解決策はどこにあるか
刑務所人口は増加をつづけています。犯罪も増加しています。何か対策が必要なことは明らかです。しかしどんな対策がありますか。
考慮すべき事柄がいくつかあります。一つは人間の力の範囲内にあることです。もう一つは人間の力の範囲外にありますが,必ず実行されることです。
人々や政府にやる気があれば変化させうる事柄というのは何でしょうか。
一貫した法の施行が必要
彼らに変えうる一つのことは,一貫性に欠けた現状です。一つの場所におけるある罪の刑罰は,必ずしも他の場所のそれと同じではありません。これは法に対する敬意をそぎ,犯罪者たちの感情を害します。
一例をあげると,アメリカのコネチカット州で強姦を働いた者は,平均1年と9か月の刑に服すと言われています。ところが同じ罪でも州の境界線をひとつ越えたニューヨーク州となると,平均4年と2か月の刑になるということです。テキサス州の殺人犯は平均2年9か月服役しますが,オハイオ州では同種の罪で平均15年と2か月服役するのが普通です。
失業中で,流産したばかりの妻をかかえた32歳のある男は58ドル40セントの小切手を偽造しました。彼には前科はなく,しかも栄誉ある退役軍人でした。裁判官は彼に15年の刑を言い渡しました。同じ年に,別の32歳の男が,彼も失業中でしたが,35ドル20セントの小切手を偽造しました。しかしその男は前科二犯で,一度は妻子を扶養しないかどで6か月刑務所にはいっていました。それにもかかわらずこの事件を扱った裁判官は,その男にわずか30日の刑を言い渡しました。よい経歴をもっていた男のほうが,約180倍きびしい罰を受けたのです。
アトランタに住む中年のクレジット・ユニオンの会計係りは,2万4,000ドル(約740万円)を使い込んだ罪で,わずか117日の刑を宣告されました。刑務所の中で彼は自分と同年輩のやはり使い込みをした男に会いました。その男は前科もなく平和な家庭生活をしていた者でしたが,20年の懲役と5年の保護観察の刑を宣告されて服役していました。テキサスのあるストリッパーは,マリファナを所持していたかどで15年の懲役刑を受けました。ところが,何百人もの人々を害する薬品について偽りのデータを作成したことを認めた3人の製薬会社の科学者は,6か月の執行猶予になりました。
これらの事件は,法律が,犯罪者の経歴を考慮に入れた,一貫した,公平なものである必要を示す例といえます。ところが,その種の公平,その種の首尾一貫した裁判は,人間の見地から見てどこにもないのです。

要素の位置データ:
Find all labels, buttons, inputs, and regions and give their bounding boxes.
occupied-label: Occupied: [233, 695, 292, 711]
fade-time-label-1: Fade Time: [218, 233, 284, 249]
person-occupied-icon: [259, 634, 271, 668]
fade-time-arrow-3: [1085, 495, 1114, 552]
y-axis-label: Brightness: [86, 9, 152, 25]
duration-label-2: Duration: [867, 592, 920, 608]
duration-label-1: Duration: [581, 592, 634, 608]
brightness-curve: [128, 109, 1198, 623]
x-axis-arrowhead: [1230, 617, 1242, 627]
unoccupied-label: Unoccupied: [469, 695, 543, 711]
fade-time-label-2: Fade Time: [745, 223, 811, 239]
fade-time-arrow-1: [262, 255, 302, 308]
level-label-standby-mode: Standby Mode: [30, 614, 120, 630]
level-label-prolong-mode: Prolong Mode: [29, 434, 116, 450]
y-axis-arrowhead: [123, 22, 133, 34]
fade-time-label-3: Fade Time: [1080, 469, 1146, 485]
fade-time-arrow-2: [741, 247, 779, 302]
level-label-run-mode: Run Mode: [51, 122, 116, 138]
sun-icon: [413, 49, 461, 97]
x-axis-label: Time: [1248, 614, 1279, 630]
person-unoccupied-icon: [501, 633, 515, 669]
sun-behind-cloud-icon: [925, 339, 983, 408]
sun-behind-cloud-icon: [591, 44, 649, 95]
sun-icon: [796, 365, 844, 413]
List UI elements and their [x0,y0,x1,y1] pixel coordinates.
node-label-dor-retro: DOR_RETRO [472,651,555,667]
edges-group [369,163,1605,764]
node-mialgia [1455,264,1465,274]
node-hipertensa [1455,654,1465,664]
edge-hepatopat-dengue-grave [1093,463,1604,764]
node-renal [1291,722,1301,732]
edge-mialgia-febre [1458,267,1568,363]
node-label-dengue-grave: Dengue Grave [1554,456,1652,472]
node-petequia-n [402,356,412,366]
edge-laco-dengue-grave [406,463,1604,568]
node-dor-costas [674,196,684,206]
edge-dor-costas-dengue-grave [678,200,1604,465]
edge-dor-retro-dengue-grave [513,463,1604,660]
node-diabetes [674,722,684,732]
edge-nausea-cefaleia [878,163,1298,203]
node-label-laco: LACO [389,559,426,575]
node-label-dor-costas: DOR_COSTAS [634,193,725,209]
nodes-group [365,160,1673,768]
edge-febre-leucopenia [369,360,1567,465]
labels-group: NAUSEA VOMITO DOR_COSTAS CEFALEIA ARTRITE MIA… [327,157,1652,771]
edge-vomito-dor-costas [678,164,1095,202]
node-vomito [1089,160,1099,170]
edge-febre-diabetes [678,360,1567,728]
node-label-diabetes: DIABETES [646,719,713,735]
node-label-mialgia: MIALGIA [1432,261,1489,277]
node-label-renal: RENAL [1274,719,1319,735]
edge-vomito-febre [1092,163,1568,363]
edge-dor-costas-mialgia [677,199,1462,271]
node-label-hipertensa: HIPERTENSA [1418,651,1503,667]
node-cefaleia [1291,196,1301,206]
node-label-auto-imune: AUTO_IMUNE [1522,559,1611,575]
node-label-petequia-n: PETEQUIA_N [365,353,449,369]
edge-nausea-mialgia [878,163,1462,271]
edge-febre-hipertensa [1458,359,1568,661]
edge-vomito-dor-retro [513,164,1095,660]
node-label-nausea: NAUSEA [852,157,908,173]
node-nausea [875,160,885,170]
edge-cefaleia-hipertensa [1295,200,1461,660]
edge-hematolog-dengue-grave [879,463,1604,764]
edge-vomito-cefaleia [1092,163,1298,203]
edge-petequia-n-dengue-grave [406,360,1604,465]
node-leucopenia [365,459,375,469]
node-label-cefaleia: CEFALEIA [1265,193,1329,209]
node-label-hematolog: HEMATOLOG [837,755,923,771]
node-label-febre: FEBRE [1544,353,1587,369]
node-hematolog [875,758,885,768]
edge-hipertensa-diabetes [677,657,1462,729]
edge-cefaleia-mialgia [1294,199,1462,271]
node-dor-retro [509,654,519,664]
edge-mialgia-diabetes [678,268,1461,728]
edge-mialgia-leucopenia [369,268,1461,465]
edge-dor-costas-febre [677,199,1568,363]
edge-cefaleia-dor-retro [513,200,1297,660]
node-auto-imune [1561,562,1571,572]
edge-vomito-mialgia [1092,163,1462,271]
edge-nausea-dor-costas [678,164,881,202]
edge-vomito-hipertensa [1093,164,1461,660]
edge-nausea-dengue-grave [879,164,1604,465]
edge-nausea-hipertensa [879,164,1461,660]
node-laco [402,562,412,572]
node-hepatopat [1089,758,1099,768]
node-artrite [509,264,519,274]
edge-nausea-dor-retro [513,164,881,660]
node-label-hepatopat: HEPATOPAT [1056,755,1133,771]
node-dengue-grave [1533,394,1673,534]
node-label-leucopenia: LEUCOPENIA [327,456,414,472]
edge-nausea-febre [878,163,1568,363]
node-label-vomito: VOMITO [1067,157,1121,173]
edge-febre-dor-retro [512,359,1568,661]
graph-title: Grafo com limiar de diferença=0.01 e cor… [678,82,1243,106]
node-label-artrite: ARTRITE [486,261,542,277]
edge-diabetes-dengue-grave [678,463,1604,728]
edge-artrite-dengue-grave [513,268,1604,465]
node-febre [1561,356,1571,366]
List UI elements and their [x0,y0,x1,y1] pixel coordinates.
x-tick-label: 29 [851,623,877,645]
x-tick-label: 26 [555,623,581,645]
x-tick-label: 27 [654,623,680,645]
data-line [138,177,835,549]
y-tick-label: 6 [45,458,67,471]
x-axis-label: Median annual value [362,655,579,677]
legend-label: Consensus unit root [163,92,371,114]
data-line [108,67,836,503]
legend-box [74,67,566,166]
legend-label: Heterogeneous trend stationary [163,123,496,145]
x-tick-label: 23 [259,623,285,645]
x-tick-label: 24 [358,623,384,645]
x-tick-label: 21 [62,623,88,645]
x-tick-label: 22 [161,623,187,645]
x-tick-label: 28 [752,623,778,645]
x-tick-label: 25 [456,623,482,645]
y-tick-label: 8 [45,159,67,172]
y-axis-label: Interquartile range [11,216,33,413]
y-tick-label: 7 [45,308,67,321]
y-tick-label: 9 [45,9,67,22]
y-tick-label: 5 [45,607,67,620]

演習課題
原文のうち「一例をあげると」で始まる段落を、主要な事実を保ったまま、簡潔な箇条書きに改めてください。

出力結果
- アメリカのコネチカット州の強姦犯の刑期は平均1年9か月とされる。
- 州境を越えたニューヨーク州では、同じ罪で平均4年2か月になるという。
- テキサス州の殺人犯の服役期間は平均2年9か月である。
- オハイオ州では、同種の罪で平均15年2か月服役するのが普通である。